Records
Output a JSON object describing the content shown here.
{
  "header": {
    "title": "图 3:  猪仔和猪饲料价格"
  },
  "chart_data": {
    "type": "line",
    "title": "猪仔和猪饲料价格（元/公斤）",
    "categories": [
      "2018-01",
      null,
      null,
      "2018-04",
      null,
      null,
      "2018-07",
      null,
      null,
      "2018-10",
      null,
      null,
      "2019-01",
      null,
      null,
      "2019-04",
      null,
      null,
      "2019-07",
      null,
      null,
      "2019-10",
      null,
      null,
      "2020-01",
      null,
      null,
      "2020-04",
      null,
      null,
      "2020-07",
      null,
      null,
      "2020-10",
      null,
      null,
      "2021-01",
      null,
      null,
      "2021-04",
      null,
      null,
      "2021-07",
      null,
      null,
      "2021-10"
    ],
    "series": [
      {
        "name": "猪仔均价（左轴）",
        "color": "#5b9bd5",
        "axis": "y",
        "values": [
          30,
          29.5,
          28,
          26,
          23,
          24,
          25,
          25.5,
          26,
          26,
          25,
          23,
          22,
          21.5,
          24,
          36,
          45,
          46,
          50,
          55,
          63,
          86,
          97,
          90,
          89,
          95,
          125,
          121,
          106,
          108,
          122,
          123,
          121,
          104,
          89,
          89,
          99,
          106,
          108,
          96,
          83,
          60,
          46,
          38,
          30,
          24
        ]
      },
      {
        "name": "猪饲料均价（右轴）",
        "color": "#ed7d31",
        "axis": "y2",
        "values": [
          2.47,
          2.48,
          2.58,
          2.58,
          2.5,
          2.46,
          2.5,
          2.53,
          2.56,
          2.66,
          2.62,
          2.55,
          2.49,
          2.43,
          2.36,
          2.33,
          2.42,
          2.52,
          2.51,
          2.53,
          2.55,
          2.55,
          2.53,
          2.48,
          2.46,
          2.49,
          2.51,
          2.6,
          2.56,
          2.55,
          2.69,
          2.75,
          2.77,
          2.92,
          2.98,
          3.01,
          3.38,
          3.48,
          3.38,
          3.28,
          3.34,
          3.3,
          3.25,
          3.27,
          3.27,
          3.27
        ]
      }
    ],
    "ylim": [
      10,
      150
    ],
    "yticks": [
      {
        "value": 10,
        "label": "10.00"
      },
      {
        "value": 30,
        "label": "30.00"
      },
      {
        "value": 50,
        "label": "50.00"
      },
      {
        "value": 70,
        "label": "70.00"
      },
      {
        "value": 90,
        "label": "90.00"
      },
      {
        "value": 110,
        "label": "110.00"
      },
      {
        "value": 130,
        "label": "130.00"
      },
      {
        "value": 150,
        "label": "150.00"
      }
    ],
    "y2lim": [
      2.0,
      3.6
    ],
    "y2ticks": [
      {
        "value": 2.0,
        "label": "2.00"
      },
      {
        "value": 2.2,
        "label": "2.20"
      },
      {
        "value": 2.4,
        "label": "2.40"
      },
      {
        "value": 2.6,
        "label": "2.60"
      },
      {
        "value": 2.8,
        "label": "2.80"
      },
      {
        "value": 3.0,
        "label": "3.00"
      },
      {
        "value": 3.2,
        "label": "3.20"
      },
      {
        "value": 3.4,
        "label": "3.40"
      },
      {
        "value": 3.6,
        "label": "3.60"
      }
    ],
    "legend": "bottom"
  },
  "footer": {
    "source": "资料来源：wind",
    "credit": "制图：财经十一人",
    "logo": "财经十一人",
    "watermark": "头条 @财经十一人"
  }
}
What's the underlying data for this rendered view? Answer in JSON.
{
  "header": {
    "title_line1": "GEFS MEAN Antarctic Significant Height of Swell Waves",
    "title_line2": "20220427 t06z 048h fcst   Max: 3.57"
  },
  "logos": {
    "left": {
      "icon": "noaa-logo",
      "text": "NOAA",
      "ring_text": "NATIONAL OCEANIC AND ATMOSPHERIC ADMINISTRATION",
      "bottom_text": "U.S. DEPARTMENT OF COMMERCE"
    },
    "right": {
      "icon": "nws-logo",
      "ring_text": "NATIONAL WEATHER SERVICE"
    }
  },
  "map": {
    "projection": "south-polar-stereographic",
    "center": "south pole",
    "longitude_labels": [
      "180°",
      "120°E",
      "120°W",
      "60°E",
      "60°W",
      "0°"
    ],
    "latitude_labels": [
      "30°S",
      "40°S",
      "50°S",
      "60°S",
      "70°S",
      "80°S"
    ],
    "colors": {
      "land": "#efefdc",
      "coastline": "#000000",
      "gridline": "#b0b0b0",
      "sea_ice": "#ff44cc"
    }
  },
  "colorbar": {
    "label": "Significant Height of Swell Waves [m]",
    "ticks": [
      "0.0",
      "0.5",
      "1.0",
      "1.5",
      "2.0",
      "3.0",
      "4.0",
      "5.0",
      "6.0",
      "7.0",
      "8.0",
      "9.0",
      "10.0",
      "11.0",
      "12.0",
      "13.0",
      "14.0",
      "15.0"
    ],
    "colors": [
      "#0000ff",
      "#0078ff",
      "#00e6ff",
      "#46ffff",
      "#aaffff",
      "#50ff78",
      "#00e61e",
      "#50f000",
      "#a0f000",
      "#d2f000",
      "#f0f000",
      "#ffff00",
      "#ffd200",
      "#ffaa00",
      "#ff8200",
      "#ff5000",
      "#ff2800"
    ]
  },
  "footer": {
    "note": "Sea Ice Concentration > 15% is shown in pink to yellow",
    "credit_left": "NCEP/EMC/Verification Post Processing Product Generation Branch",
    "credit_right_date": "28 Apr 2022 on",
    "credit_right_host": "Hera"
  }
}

Short problem
In the entries above, identify every line with the string "猪仔和猪饲料价格".

Correct output
    "title": "图 3:  猪仔和猪饲料价格"
    "title": "猪仔和猪饲料价格（元/公斤）",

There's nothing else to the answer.